> **INSTRUCTION**: Reproduce the listing word for word. Skip any image.

Extracted data entries
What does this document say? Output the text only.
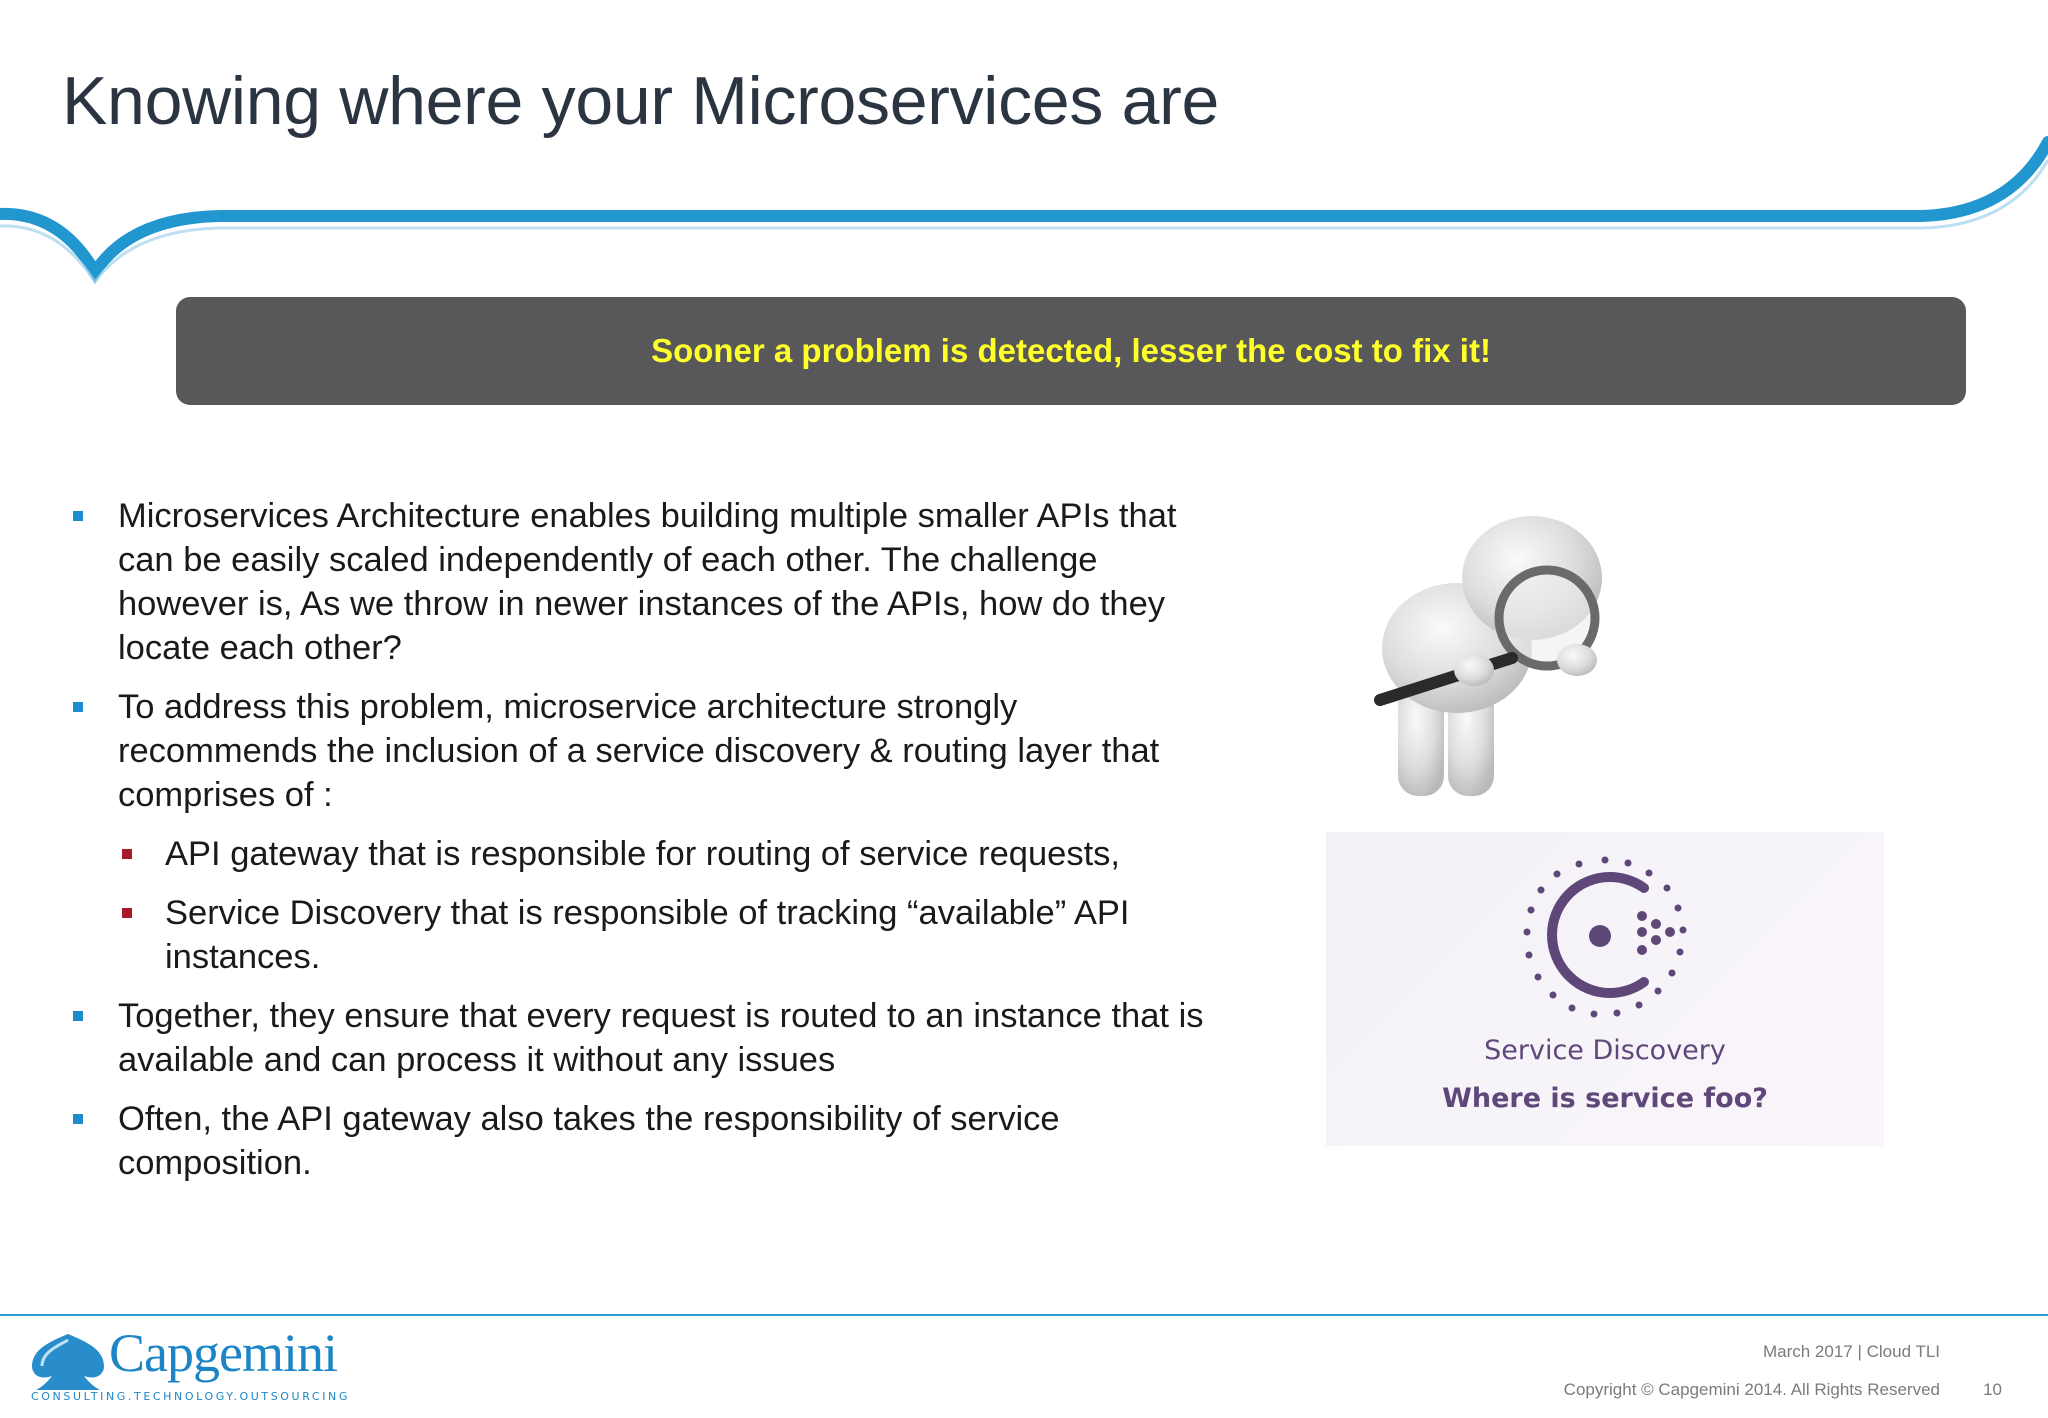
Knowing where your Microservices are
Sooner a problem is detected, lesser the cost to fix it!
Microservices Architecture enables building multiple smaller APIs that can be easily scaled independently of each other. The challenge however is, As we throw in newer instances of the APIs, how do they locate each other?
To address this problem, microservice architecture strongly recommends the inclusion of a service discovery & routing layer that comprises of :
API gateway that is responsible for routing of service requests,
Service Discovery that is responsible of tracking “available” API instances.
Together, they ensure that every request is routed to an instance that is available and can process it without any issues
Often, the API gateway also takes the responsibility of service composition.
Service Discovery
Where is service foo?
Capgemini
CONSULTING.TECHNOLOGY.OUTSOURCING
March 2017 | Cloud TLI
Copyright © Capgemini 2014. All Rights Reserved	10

> **EXERCISE SOLUTION**:
What does this document say? Output the text only.
Knowing where your Microservices are
Sooner a problem is detected, lesser the cost to fix it!
Microservices Architecture enables building multiple smaller APIs that can be easily scaled independently of each other. The challenge however is, As we throw in newer instances of the APIs, how do they locate each other?
To address this problem, microservice architecture strongly recommends the inclusion of a service discovery & routing layer that comprises of :
API gateway that is responsible for routing of service requests,
Service Discovery that is responsible of tracking “available” API instances.
Together, they ensure that every request is routed to an instance that is available and can process it without any issues
Often, the API gateway also takes the responsibility of service composition.
Service Discovery
Where is service foo?
Capgemini
CONSULTING.TECHNOLOGY.OUTSOURCING
March 2017 | Cloud TLI
Copyright © Capgemini 2014. All Rights Reserved	10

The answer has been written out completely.